[Start of Dataset records]
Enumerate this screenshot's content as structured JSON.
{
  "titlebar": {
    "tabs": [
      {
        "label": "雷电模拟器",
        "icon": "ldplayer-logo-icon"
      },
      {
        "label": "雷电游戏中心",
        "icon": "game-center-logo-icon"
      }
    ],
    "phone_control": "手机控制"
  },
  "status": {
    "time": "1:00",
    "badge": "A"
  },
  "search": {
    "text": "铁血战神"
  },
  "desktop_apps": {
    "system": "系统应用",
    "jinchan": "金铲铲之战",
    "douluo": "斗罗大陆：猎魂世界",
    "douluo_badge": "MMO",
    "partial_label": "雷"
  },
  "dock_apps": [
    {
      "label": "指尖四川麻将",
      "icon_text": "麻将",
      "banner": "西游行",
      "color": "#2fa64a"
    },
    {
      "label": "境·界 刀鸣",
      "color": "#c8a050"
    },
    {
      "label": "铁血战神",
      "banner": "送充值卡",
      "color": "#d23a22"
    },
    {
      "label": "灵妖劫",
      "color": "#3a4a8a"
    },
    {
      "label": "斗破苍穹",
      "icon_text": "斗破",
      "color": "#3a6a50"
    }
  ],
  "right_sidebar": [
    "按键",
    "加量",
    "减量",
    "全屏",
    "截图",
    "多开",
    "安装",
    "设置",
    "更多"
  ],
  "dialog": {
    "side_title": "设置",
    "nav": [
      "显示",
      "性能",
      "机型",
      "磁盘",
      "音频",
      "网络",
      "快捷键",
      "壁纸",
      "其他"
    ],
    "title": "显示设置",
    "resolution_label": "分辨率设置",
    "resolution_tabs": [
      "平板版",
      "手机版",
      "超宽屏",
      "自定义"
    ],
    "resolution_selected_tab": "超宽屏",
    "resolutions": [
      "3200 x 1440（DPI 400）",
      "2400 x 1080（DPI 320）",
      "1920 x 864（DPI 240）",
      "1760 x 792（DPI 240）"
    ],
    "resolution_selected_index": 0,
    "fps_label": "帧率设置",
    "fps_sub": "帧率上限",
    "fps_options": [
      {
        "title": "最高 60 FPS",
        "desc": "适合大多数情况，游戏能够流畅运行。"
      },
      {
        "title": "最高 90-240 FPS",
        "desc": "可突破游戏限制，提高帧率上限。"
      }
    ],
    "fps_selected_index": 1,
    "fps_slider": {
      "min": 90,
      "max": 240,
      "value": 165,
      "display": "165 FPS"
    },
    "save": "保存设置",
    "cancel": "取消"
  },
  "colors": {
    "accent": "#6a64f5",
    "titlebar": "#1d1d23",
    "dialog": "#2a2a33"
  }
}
[End of Dataset records]
= Aim =
Write the material out again word for word.

= Full response =
Enumerate this screenshot's content as structured JSON.
{
  "titlebar": {
    "tabs": [
      {
        "label": "雷电模拟器",
        "icon": "ldplayer-logo-icon"
      },
      {
        "label": "雷电游戏中心",
        "icon": "game-center-logo-icon"
      }
    ],
    "phone_control": "手机控制"
  },
  "status": {
    "time": "1:00",
    "badge": "A"
  },
  "search": {
    "text": "铁血战神"
  },
  "desktop_apps": {
    "system": "系统应用",
    "jinchan": "金铲铲之战",
    "douluo": "斗罗大陆：猎魂世界",
    "douluo_badge": "MMO",
    "partial_label": "雷"
  },
  "dock_apps": [
    {
      "label": "指尖四川麻将",
      "icon_text": "麻将",
      "banner": "西游行",
      "color": "#2fa64a"
    },
    {
      "label": "境·界 刀鸣",
      "color": "#c8a050"
    },
    {
      "label": "铁血战神",
      "banner": "送充值卡",
      "color": "#d23a22"
    },
    {
      "label": "灵妖劫",
      "color": "#3a4a8a"
    },
    {
      "label": "斗破苍穹",
      "icon_text": "斗破",
      "color": "#3a6a50"
    }
  ],
  "right_sidebar": [
    "按键",
    "加量",
    "减量",
    "全屏",
    "截图",
    "多开",
    "安装",
    "设置",
    "更多"
  ],
  "dialog": {
    "side_title": "设置",
    "nav": [
      "显示",
      "性能",
      "机型",
      "磁盘",
      "音频",
      "网络",
      "快捷键",
      "壁纸",
      "其他"
    ],
    "title": "显示设置",
    "resolution_label": "分辨率设置",
    "resolution_tabs": [
      "平板版",
      "手机版",
      "超宽屏",
      "自定义"
    ],
    "resolution_selected_tab": "超宽屏",
    "resolutions": [
      "3200 x 1440（DPI 400）",
      "2400 x 1080（DPI 320）",
      "1920 x 864（DPI 240）",
      "1760 x 792（DPI 240）"
    ],
    "resolution_selected_index": 0,
    "fps_label": "帧率设置",
    "fps_sub": "帧率上限",
    "fps_options": [
      {
        "title": "最高 60 FPS",
        "desc": "适合大多数情况，游戏能够流畅运行。"
      },
      {
        "title": "最高 90-240 FPS",
        "desc": "可突破游戏限制，提高帧率上限。"
      }
    ],
    "fps_selected_index": 1,
    "fps_slider": {
      "min": 90,
      "max": 240,
      "value": 165,
      "display": "165 FPS"
    },
    "save": "保存设置",
    "cancel": "取消"
  },
  "colors": {
    "accent": "#6a64f5",
    "titlebar": "#1d1d23",
    "dialog": "#2a2a33"
  }
}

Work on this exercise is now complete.